## START
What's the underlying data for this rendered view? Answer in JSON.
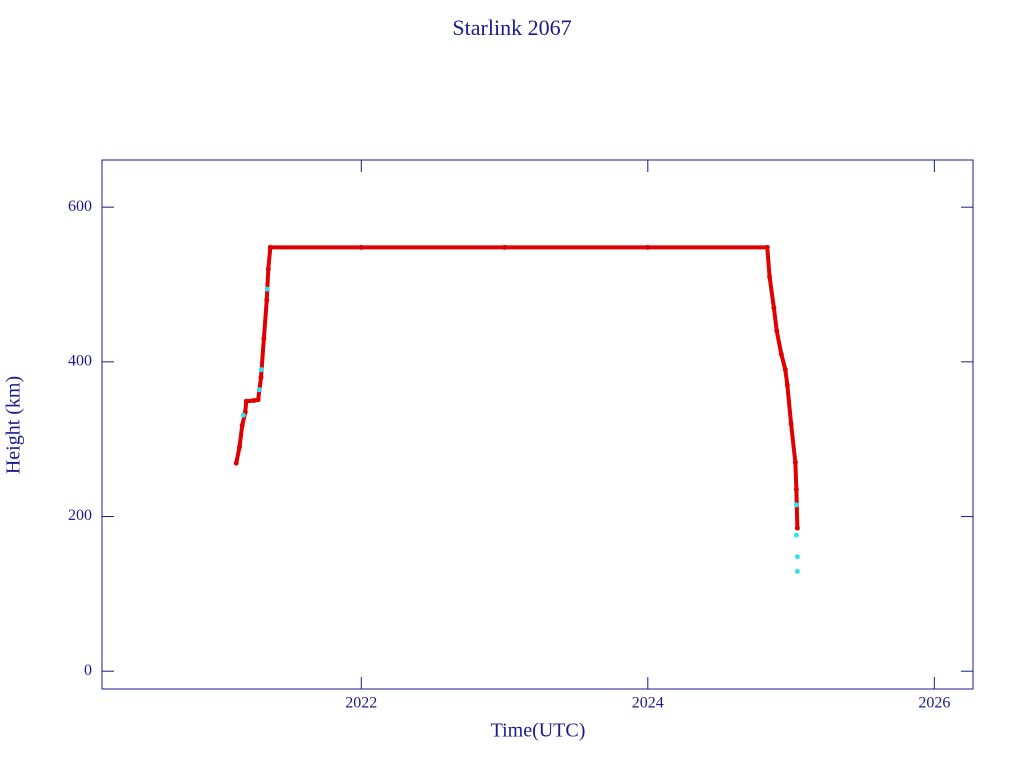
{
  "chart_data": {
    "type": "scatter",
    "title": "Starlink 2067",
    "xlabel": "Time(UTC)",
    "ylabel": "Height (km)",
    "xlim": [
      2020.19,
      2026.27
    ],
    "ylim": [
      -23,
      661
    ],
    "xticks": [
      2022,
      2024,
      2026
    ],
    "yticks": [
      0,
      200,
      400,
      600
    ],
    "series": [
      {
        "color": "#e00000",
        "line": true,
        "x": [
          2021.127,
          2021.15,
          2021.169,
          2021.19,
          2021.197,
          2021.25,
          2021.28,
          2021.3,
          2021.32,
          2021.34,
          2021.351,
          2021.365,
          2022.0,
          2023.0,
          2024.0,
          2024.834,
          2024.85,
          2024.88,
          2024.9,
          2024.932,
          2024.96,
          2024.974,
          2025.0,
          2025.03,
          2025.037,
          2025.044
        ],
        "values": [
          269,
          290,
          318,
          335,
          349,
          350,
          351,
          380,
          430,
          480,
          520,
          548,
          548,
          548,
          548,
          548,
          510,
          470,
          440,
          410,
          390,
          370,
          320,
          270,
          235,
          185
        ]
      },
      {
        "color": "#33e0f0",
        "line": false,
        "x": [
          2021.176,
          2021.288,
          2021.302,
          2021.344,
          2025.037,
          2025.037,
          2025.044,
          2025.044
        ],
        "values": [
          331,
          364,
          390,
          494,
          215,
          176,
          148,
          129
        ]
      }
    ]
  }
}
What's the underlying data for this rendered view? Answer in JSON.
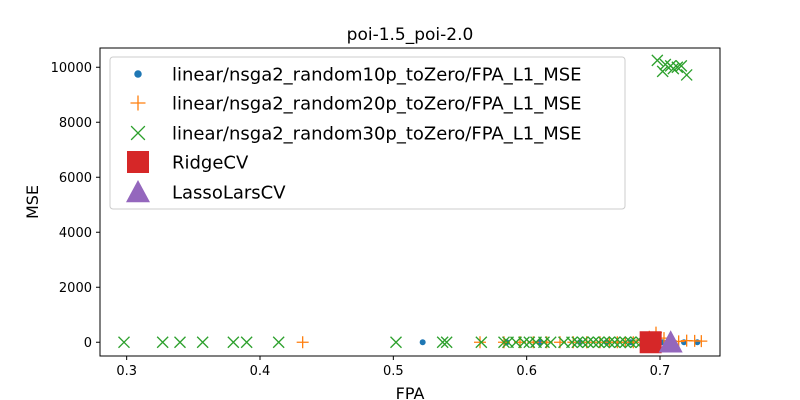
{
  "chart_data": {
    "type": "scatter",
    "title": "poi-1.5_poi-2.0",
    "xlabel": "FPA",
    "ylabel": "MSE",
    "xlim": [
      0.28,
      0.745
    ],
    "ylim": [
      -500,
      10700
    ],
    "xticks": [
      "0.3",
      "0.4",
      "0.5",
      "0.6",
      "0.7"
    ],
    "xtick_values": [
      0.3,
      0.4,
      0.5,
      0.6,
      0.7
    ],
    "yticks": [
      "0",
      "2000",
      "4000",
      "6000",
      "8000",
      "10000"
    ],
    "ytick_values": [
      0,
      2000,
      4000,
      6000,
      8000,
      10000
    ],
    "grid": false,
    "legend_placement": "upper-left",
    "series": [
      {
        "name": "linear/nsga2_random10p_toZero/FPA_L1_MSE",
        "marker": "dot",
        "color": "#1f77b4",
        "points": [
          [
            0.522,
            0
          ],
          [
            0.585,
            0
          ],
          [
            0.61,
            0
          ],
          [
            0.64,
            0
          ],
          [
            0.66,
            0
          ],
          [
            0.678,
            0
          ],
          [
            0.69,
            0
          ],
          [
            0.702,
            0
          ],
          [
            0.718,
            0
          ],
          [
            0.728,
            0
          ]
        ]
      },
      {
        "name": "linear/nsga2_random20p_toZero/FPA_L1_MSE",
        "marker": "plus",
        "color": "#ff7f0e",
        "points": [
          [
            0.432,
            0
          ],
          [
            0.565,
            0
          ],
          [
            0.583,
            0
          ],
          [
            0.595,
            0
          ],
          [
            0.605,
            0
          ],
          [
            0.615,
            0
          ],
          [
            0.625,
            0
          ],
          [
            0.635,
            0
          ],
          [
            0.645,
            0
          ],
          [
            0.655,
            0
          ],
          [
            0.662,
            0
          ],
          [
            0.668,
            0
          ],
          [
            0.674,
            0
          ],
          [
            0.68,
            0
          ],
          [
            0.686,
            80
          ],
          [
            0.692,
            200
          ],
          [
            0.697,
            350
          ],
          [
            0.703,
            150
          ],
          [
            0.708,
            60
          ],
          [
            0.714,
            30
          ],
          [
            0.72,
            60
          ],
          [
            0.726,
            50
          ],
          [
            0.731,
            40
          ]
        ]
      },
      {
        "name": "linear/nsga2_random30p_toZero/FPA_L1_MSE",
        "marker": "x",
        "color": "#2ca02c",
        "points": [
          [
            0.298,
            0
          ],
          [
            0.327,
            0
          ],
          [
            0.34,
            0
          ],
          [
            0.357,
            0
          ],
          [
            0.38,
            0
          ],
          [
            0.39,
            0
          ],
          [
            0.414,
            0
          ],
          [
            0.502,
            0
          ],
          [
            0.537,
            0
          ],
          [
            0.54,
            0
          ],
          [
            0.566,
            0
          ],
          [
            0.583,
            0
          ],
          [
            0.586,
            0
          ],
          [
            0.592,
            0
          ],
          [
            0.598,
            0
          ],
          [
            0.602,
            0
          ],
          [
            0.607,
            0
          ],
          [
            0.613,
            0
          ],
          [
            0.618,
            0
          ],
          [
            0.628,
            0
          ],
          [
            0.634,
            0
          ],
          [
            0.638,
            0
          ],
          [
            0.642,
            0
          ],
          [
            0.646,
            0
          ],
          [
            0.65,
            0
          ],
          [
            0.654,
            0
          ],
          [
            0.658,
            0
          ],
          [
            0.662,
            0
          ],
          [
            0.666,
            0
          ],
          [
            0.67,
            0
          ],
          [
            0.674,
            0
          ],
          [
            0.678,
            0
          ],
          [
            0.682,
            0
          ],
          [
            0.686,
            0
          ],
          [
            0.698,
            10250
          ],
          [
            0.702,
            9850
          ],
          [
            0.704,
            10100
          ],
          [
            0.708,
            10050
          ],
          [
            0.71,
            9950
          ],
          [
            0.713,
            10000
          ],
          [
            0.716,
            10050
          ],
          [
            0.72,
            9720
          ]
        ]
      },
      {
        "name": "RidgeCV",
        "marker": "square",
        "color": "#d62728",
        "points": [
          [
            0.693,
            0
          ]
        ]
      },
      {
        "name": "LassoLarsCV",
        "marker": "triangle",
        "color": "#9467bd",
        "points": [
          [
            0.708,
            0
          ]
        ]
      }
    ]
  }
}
## END
Using the listing above, gather each line that holds the string "name" and copy it.

        "name": "linear/nsga2_random10p_toZero/FPA_L1_MSE",
        "name": "linear/nsga2_random20p_toZero/FPA_L1_MSE",
        "name": "linear/nsga2_random30p_toZero/FPA_L1_MSE",
        "name": "RidgeCV",
        "name": "LassoLarsCV",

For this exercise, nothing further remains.